The same tactics may help Jiang establish a new rapport with President Clinton and a cynical American public during his Oct. 26 to Nov. 2 visit to the US, say some Chinese analysts here.
Jiang's contacts with Western culture date back to his childhood, when he is believed to have attended a school in Shanghai run by American missionaries, says a senior US Embassy official here.
"Jiang Zemin has read a great deal of American history ... [and] can recite the Gettysburg Address," says the embassy official.
In the past months, Jiang has held a string of meetings with US congressional leaders and Cabinet officials, and is "working on his English in preparation for this trip," he adds.
"He is an excellent politician in some ways," says the official. "He reminds me of the [US] Speaker of the House [Newt Gingrich]."
A party man
Yet despite his brushes with American culture, Jiang is much more steeped in the Communist traditions of China and the former Soviet Union.
Ten years after joining the party in 1946, Jiang trained at the Stalin Automobile Factory in Moscow.
He returned to China to work his way up through the party's bureaucracy. As a technocrat who rarely questioned the status quo, his rise was slow but sure.
A decade ago, as mayor of Shanghai, it is likely that Jiang himself could not have imagined that one day he would lead the 50-million-member Communist Party.
But the pro-democracy protests that swept across China in 1989, and the military crackdown that ended them, helped catapult Jiang into his present post.
"Jiang gained the limelight in the spring of 1989 by closing down a liberal newspaper in Shanghai, the World Economic Herald, and backing party conservatives who wanted to use forceful measures to end pro-democracy protests" that were spreading like wildfire through Chinese cities and campuses, says another Western diplomat.
When then-party chief Zhao Ziyang opposed using the Army to clear protesters from Tiananmen Square in May 1989, supreme leader Deng Xiaoping quickly summoned Jiang from Shanghai to take Mr. Zhao's place.
"Although Jiang did not have a vote in the decision to call martial law troops into Beijing, he [later] headed the massive propaganda drive describing the crackdown as the largely bloodless suppression of a counterrevolutionary rebellion," adds the Western diplomat.

COLLECTED DATA:
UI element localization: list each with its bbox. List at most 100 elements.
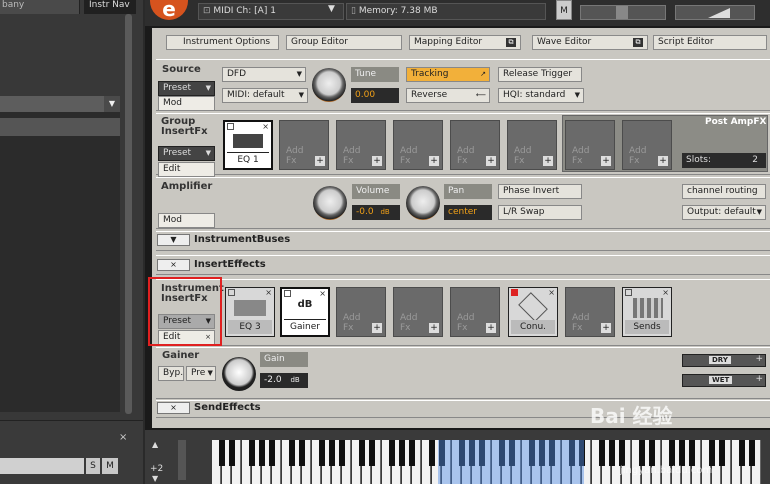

WHAT TO WORK ON:
1. Answer these questions from the passage on Jiang Zemin:
(a) In what year did Jiang join the party?
(b) Where did Jiang train ten years after joining the party?
(c) Which liberal newspaper in Shanghai did Jiang close down in the spring of 1989?
2. Reproduce the part of the passage on Jiang Zemin starting with "When then-party chief" and going on through "the Western diplomat.".
The lines above are separate material and are not part of the passage on Jiang Zemin.

ANSWERS TO EACH TASK:
1.
(a) 1946
(b) At the Stalin Automobile Factory in Moscow
(c) The World Economic Herald

2.
When then-party chief Zhao Ziyang opposed using the Army to clear protesters from Tiananmen Square in May 1989, supreme leader Deng Xiaoping quickly summoned Jiang from Shanghai to take Mr. Zhao's place.
"Although Jiang did not have a vote in the decision to call martial law troops into Beijing, he [later] headed the massive propaganda drive describing the crackdown as the largely bloodless suppression of a counterrevolutionary rebellion," adds the Western diplomat.